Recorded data
= = = =

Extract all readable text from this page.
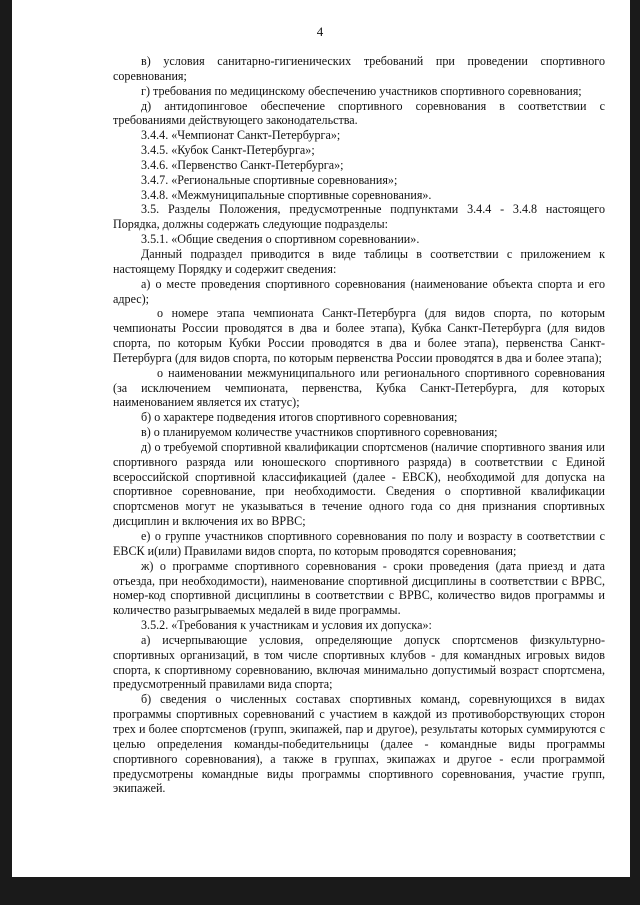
4

в) условия санитарно-гигиенических требований при проведении спортивного соревнования;

г) требования по медицинскому обеспечению участников спортивного соревнования;

д) антидопинговое обеспечение спортивного соревнования в соответствии с требованиями действующего законодательства.

3.4.4. «Чемпионат Санкт-Петербурга»;

3.4.5. «Кубок Санкт-Петербурга»;

3.4.6. «Первенство Санкт-Петербурга»;

3.4.7. «Региональные спортивные соревнования»;

3.4.8. «Межмуниципальные спортивные соревнования».

3.5. Разделы Положения, предусмотренные подпунктами 3.4.4 - 3.4.8 настоящего Порядка, должны содержать следующие подразделы:

3.5.1. «Общие сведения о спортивном соревновании».

Данный подраздел приводится в виде таблицы в соответствии с приложением к настоящему Порядку и содержит сведения:

а) о месте проведения спортивного соревнования (наименование объекта спорта и его адрес);

о номере этапа чемпионата Санкт-Петербурга (для видов спорта, по которым чемпионаты России проводятся в два и более этапа), Кубка Санкт-Петербурга (для видов спорта, по которым Кубки России проводятся в два и более этапа), первенства Санкт-Петербурга (для видов спорта, по которым первенства России проводятся в два и более этапа);

о наименовании межмуниципального или регионального спортивного соревнования (за исключением чемпионата, первенства, Кубка Санкт-Петербурга, для которых наименованием является их статус);

б) о характере подведения итогов спортивного соревнования;

в) о планируемом количестве участников спортивного соревнования;

д) о требуемой спортивной квалификации спортсменов (наличие спортивного звания или спортивного разряда или юношеского спортивного разряда) в соответствии с Единой всероссийской спортивной классификацией (далее - ЕВСК), необходимой для допуска на спортивное соревнование, при необходимости. Сведения о спортивной квалификации спортсменов могут не указываться в течение одного года со дня признания спортивных дисциплин и включения их во ВРВС;

е) о группе участников спортивного соревнования по полу и возрасту в соответствии с ЕВСК и(или) Правилами видов спорта, по которым проводятся соревнования;

ж) о программе спортивного соревнования - сроки проведения (дата приезд и дата отъезда, при необходимости), наименование спортивной дисциплины в соответствии с ВРВС, номер-код спортивной дисциплины в соответствии с ВРВС, количество видов программы и количество разыгрываемых медалей в виде программы.

3.5.2. «Требования к участникам и условия их допуска»:

а) исчерпывающие условия, определяющие допуск спортсменов физкультурно-спортивных организаций, в том числе спортивных клубов - для командных игровых видов спорта, к спортивному соревнованию, включая минимально допустимый возраст спортсмена, предусмотренный правилами вида спорта;

б) сведения о численных составах спортивных команд, соревнующихся в видах программы спортивных соревнований с участием в каждой из противоборствующих сторон трех и более спортсменов (групп, экипажей, пар и другое), результаты которых суммируются с целью определения команды-победительницы (далее - командные виды программы спортивного соревнования), а также в группах, экипажах и другое - если программой предусмотрены командные виды программы спортивного соревнования, участие групп, экипажей.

= = = =

## Goal
Pictures in the records should not appear in your copy, but everything else must be transcribed exactly.

## Final answer
Extract all readable text from this page.
4

в) условия санитарно-гигиенических требований при проведении спортивного соревнования;

г) требования по медицинскому обеспечению участников спортивного соревнования;

д) антидопинговое обеспечение спортивного соревнования в соответствии с требованиями действующего законодательства.

3.4.4. «Чемпионат Санкт-Петербурга»;

3.4.5. «Кубок Санкт-Петербурга»;

3.4.6. «Первенство Санкт-Петербурга»;

3.4.7. «Региональные спортивные соревнования»;

3.4.8. «Межмуниципальные спортивные соревнования».

3.5. Разделы Положения, предусмотренные подпунктами 3.4.4 - 3.4.8 настоящего Порядка, должны содержать следующие подразделы:

3.5.1. «Общие сведения о спортивном соревновании».

Данный подраздел приводится в виде таблицы в соответствии с приложением к настоящему Порядку и содержит сведения:

а) о месте проведения спортивного соревнования (наименование объекта спорта и его адрес);

о номере этапа чемпионата Санкт-Петербурга (для видов спорта, по которым чемпионаты России проводятся в два и более этапа), Кубка Санкт-Петербурга (для видов спорта, по которым Кубки России проводятся в два и более этапа), первенства Санкт-Петербурга (для видов спорта, по которым первенства России проводятся в два и более этапа);

о наименовании межмуниципального или регионального спортивного соревнования (за исключением чемпионата, первенства, Кубка Санкт-Петербурга, для которых наименованием является их статус);

б) о характере подведения итогов спортивного соревнования;

в) о планируемом количестве участников спортивного соревнования;

д) о требуемой спортивной квалификации спортсменов (наличие спортивного звания или спортивного разряда или юношеского спортивного разряда) в соответствии с Единой всероссийской спортивной классификацией (далее - ЕВСК), необходимой для допуска на спортивное соревнование, при необходимости. Сведения о спортивной квалификации спортсменов могут не указываться в течение одного года со дня признания спортивных дисциплин и включения их во ВРВС;

е) о группе участников спортивного соревнования по полу и возрасту в соответствии с ЕВСК и(или) Правилами видов спорта, по которым проводятся соревнования;

ж) о программе спортивного соревнования - сроки проведения (дата приезд и дата отъезда, при необходимости), наименование спортивной дисциплины в соответствии с ВРВС, номер-код спортивной дисциплины в соответствии с ВРВС, количество видов программы и количество разыгрываемых медалей в виде программы.

3.5.2. «Требования к участникам и условия их допуска»:

а) исчерпывающие условия, определяющие допуск спортсменов физкультурно-спортивных организаций, в том числе спортивных клубов - для командных игровых видов спорта, к спортивному соревнованию, включая минимально допустимый возраст спортсмена, предусмотренный правилами вида спорта;

б) сведения о численных составах спортивных команд, соревнующихся в видах программы спортивных соревнований с участием в каждой из противоборствующих сторон трех и более спортсменов (групп, экипажей, пар и другое), результаты которых суммируются с целью определения команды-победительницы (далее - командные виды программы спортивного соревнования), а также в группах, экипажах и другое - если программой предусмотрены командные виды программы спортивного соревнования, участие групп, экипажей.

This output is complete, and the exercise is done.